> _TASK BRIEF_
Return the entries below verbatim. Pictures stay out.
[Start MATERIAL FOR THIS TASK]
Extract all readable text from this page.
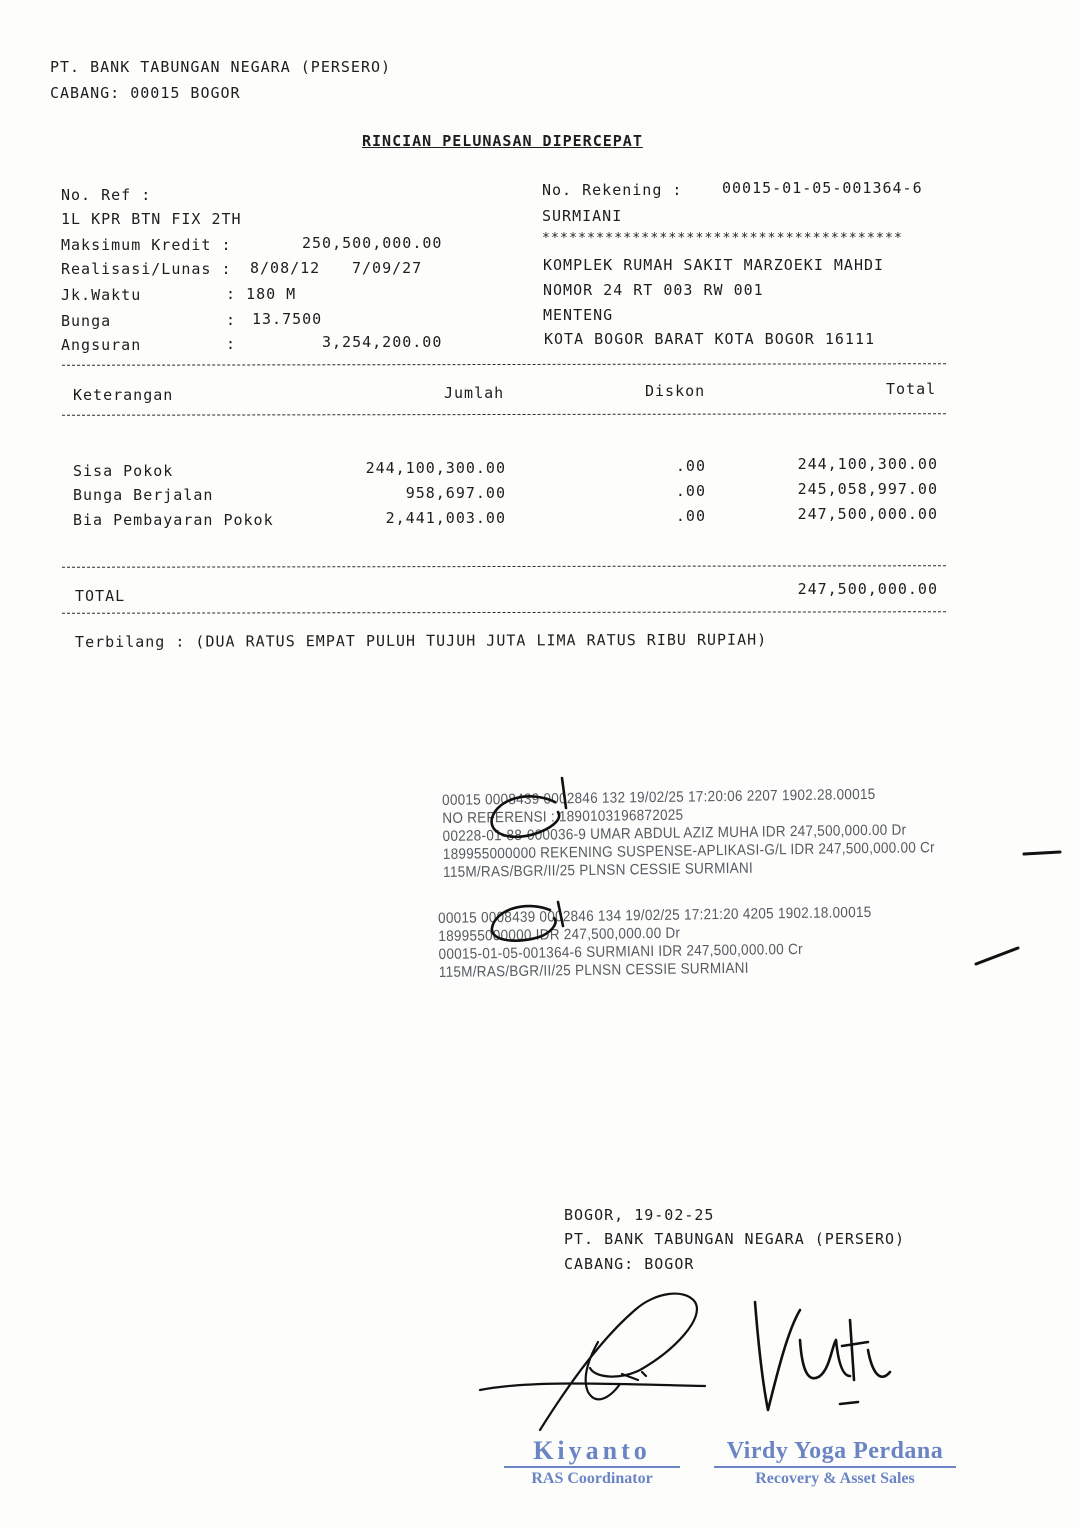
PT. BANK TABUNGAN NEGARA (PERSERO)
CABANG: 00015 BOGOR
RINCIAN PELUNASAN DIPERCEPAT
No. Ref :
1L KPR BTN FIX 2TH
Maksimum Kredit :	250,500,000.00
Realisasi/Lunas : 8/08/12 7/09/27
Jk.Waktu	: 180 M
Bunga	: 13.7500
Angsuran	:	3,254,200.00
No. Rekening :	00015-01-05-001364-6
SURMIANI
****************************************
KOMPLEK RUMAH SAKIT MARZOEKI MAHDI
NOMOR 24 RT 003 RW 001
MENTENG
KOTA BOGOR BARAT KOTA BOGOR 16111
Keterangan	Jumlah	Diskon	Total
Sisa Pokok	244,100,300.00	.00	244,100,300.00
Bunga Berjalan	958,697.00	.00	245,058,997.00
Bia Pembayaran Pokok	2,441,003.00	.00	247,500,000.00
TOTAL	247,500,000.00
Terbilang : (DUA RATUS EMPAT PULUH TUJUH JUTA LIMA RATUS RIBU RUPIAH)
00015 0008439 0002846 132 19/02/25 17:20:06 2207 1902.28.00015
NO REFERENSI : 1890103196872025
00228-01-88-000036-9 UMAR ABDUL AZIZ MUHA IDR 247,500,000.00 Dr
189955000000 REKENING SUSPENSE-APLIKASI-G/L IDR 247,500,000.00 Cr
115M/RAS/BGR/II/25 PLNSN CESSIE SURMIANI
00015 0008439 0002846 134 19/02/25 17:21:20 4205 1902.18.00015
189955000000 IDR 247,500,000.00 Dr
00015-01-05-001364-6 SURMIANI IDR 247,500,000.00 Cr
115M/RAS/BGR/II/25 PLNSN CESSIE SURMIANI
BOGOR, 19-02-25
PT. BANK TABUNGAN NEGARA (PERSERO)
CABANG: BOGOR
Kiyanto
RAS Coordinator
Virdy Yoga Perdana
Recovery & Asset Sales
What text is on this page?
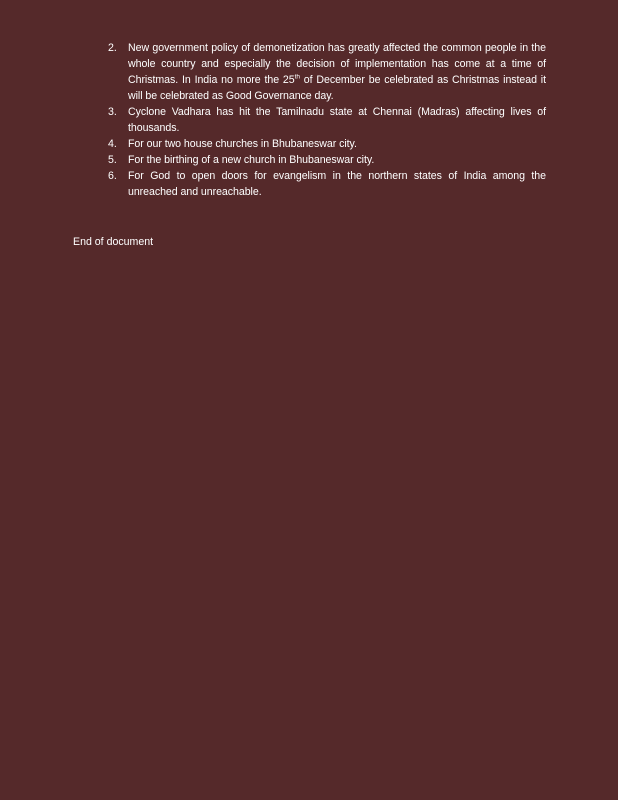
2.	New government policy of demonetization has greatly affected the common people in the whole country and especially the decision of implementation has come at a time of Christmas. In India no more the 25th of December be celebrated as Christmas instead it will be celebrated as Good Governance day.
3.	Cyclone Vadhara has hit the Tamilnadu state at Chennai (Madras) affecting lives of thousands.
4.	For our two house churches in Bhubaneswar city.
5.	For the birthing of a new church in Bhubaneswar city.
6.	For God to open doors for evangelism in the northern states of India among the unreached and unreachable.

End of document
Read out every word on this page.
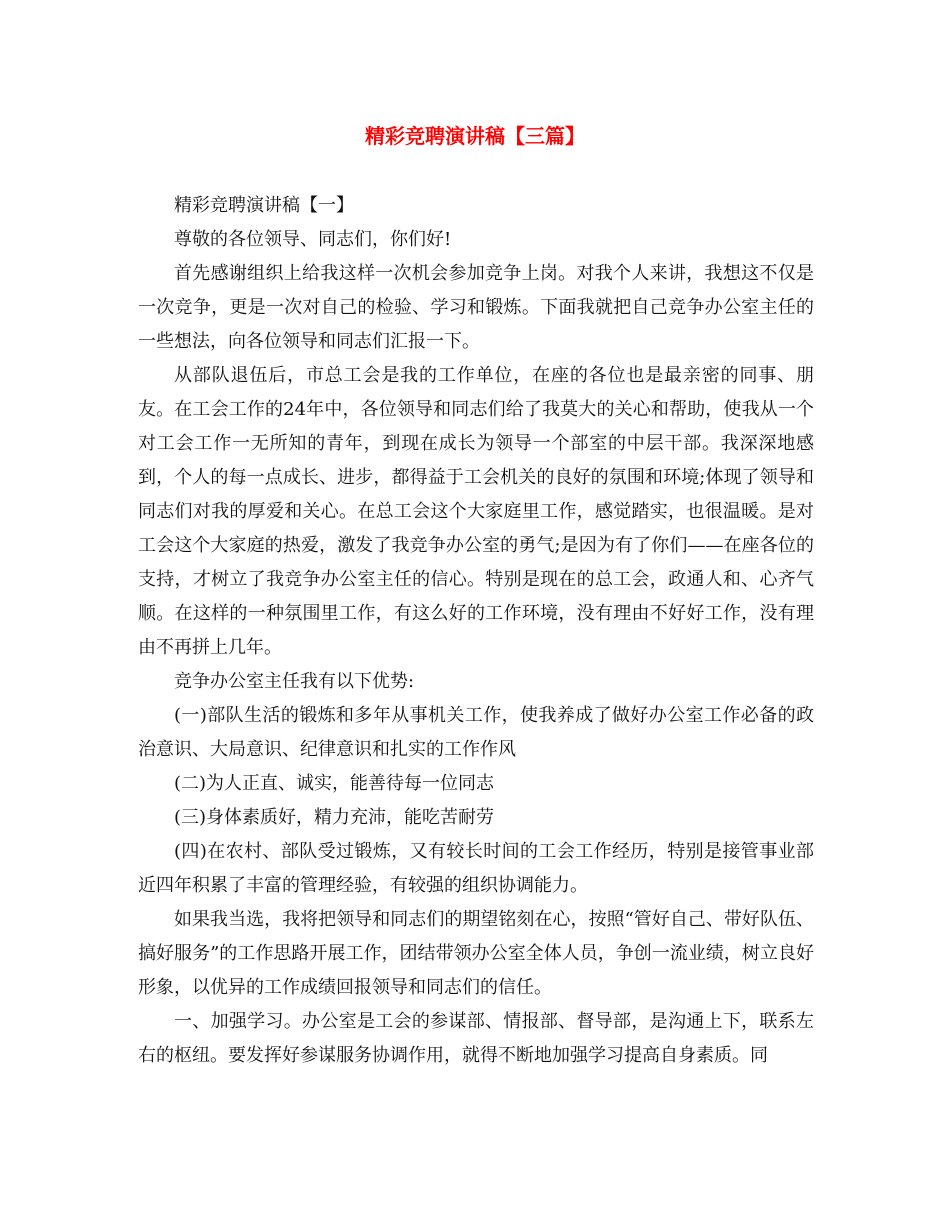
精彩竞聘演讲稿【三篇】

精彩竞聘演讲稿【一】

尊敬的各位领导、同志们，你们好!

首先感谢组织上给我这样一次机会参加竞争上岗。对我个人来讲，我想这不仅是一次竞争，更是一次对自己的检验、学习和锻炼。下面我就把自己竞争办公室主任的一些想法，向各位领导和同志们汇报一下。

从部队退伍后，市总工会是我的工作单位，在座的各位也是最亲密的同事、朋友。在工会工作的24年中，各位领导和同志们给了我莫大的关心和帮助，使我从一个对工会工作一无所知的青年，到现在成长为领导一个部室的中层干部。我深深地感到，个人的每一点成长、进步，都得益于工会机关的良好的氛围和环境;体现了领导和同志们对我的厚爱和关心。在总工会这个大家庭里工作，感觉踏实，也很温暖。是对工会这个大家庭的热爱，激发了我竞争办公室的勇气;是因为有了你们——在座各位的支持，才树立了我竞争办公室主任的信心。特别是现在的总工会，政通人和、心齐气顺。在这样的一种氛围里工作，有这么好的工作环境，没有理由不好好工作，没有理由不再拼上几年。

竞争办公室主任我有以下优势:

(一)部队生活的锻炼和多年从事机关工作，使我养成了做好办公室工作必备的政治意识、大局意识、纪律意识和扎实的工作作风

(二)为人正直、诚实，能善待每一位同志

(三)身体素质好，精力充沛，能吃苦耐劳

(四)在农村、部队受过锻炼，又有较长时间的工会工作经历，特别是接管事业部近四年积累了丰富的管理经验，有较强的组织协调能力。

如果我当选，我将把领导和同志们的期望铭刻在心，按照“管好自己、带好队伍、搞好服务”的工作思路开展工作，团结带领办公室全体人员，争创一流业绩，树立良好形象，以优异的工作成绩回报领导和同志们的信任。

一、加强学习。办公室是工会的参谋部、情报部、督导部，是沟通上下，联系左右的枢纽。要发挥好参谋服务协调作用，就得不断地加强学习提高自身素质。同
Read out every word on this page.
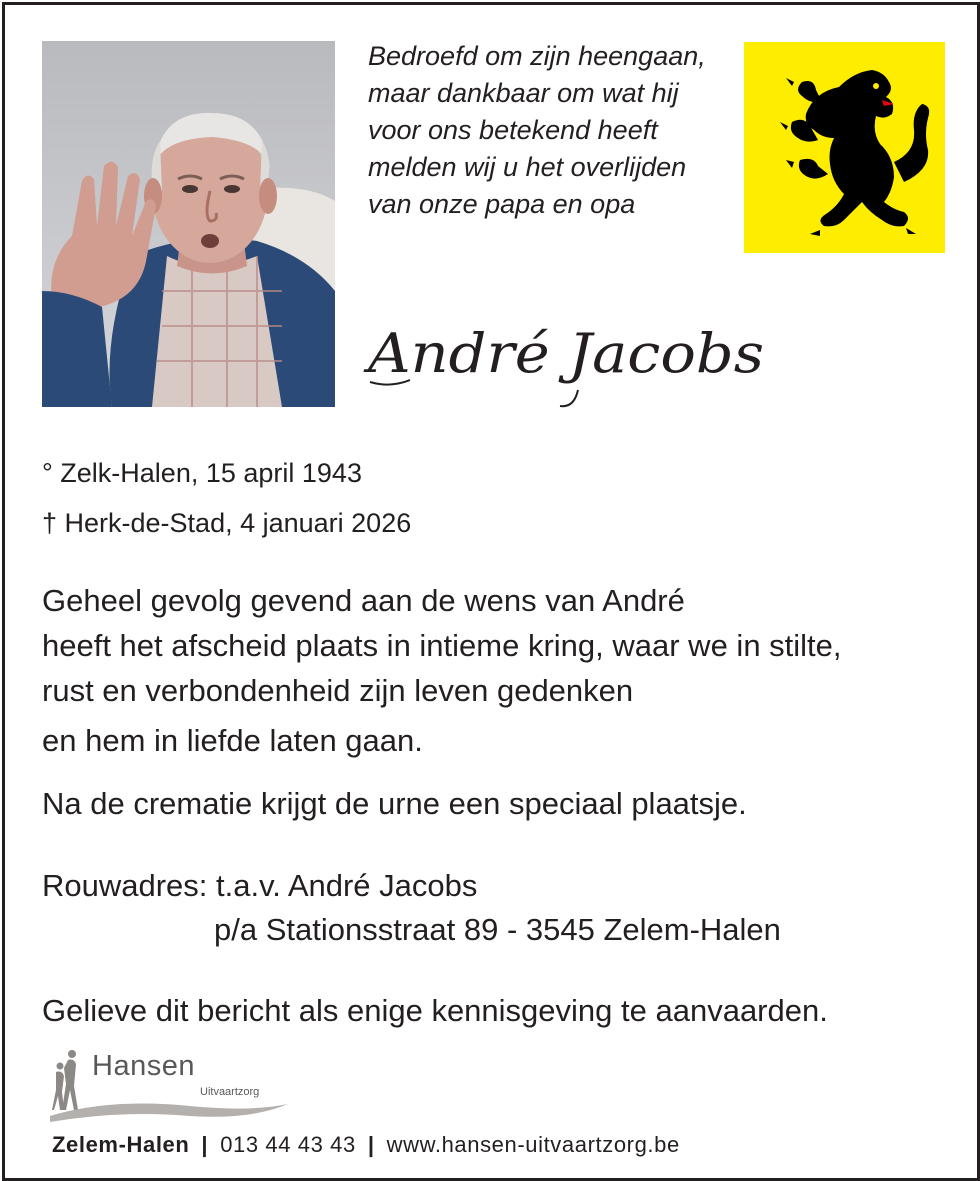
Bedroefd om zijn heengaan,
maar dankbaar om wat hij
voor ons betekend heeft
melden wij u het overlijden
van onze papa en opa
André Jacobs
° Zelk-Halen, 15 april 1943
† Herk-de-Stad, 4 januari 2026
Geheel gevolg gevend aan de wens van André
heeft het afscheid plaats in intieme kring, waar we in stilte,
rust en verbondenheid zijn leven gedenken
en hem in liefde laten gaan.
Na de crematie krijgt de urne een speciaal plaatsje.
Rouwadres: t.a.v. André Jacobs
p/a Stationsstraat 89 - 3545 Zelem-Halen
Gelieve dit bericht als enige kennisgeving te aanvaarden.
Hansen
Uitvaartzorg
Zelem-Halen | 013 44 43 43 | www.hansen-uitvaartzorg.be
[End MATERIAL FOR THIS TASK]
> _CORRECT ANSWER_
Extract all readable text from this page.
PT. BANK TABUNGAN NEGARA (PERSERO)
CABANG: 00015 BOGOR
RINCIAN PELUNASAN DIPERCEPAT
No. Ref :
1L KPR BTN FIX 2TH
Maksimum Kredit :	250,500,000.00
Realisasi/Lunas : 8/08/12 7/09/27
Jk.Waktu	: 180 M
Bunga	: 13.7500
Angsuran	:	3,254,200.00
No. Rekening :	00015-01-05-001364-6
SURMIANI
****************************************
KOMPLEK RUMAH SAKIT MARZOEKI MAHDI
NOMOR 24 RT 003 RW 001
MENTENG
KOTA BOGOR BARAT KOTA BOGOR 16111
Keterangan	Jumlah	Diskon	Total
Sisa Pokok	244,100,300.00	.00	244,100,300.00
Bunga Berjalan	958,697.00	.00	245,058,997.00
Bia Pembayaran Pokok	2,441,003.00	.00	247,500,000.00
TOTAL	247,500,000.00
Terbilang : (DUA RATUS EMPAT PULUH TUJUH JUTA LIMA RATUS RIBU RUPIAH)
00015 0008439 0002846 132 19/02/25 17:20:06 2207 1902.28.00015
NO REFERENSI : 1890103196872025
00228-01-88-000036-9 UMAR ABDUL AZIZ MUHA IDR 247,500,000.00 Dr
189955000000 REKENING SUSPENSE-APLIKASI-G/L IDR 247,500,000.00 Cr
115M/RAS/BGR/II/25 PLNSN CESSIE SURMIANI
00015 0008439 0002846 134 19/02/25 17:21:20 4205 1902.18.00015
189955000000 IDR 247,500,000.00 Dr
00015-01-05-001364-6 SURMIANI IDR 247,500,000.00 Cr
115M/RAS/BGR/II/25 PLNSN CESSIE SURMIANI
BOGOR, 19-02-25
PT. BANK TABUNGAN NEGARA (PERSERO)
CABANG: BOGOR
Kiyanto
RAS Coordinator
Virdy Yoga Perdana
Recovery & Asset Sales
What text is on this page?
2.	New government policy of demonetization has greatly affected the common people in the whole country and especially the decision of implementation has come at a time of Christmas. In India no more the 25th of December be celebrated as Christmas instead it will be celebrated as Good Governance day.
3.	Cyclone Vadhara has hit the Tamilnadu state at Chennai (Madras) affecting lives of thousands.
4.	For our two house churches in Bhubaneswar city.
5.	For the birthing of a new church in Bhubaneswar city.
6.	For God to open doors for evangelism in the northern states of India among the unreached and unreachable.

End of document
Read out every word on this page.
精彩竞聘演讲稿【三篇】

精彩竞聘演讲稿【一】

尊敬的各位领导、同志们，你们好!

首先感谢组织上给我这样一次机会参加竞争上岗。对我个人来讲，我想这不仅是一次竞争，更是一次对自己的检验、学习和锻炼。下面我就把自己竞争办公室主任的一些想法，向各位领导和同志们汇报一下。

从部队退伍后，市总工会是我的工作单位，在座的各位也是最亲密的同事、朋友。在工会工作的24年中，各位领导和同志们给了我莫大的关心和帮助，使我从一个对工会工作一无所知的青年，到现在成长为领导一个部室的中层干部。我深深地感到，个人的每一点成长、进步，都得益于工会机关的良好的氛围和环境;体现了领导和同志们对我的厚爱和关心。在总工会这个大家庭里工作，感觉踏实，也很温暖。是对工会这个大家庭的热爱，激发了我竞争办公室的勇气;是因为有了你们——在座各位的支持，才树立了我竞争办公室主任的信心。特别是现在的总工会，政通人和、心齐气顺。在这样的一种氛围里工作，有这么好的工作环境，没有理由不好好工作，没有理由不再拼上几年。

竞争办公室主任我有以下优势:

(一)部队生活的锻炼和多年从事机关工作，使我养成了做好办公室工作必备的政治意识、大局意识、纪律意识和扎实的工作作风

(二)为人正直、诚实，能善待每一位同志

(三)身体素质好，精力充沛，能吃苦耐劳

(四)在农村、部队受过锻炼，又有较长时间的工会工作经历，特别是接管事业部近四年积累了丰富的管理经验，有较强的组织协调能力。

如果我当选，我将把领导和同志们的期望铭刻在心，按照“管好自己、带好队伍、搞好服务”的工作思路开展工作，团结带领办公室全体人员，争创一流业绩，树立良好形象，以优异的工作成绩回报领导和同志们的信任。

一、加强学习。办公室是工会的参谋部、情报部、督导部，是沟通上下，联系左右的枢纽。要发挥好参谋服务协调作用，就得不断地加强学习提高自身素质。同
Read out every word on this page.
Bedroefd om zijn heengaan,
maar dankbaar om wat hij
voor ons betekend heeft
melden wij u het overlijden
van onze papa en opa
André Jacobs
° Zelk-Halen, 15 april 1943
† Herk-de-Stad, 4 januari 2026
Geheel gevolg gevend aan de wens van André
heeft het afscheid plaats in intieme kring, waar we in stilte,
rust en verbondenheid zijn leven gedenken
en hem in liefde laten gaan.
Na de crematie krijgt de urne een speciaal plaatsje.
Rouwadres: t.a.v. André Jacobs
p/a Stationsstraat 89 - 3545 Zelem-Halen
Gelieve dit bericht als enige kennisgeving te aanvaarden.
Hansen
Uitvaartzorg
Zelem-Halen | 013 44 43 43 | www.hansen-uitvaartzorg.be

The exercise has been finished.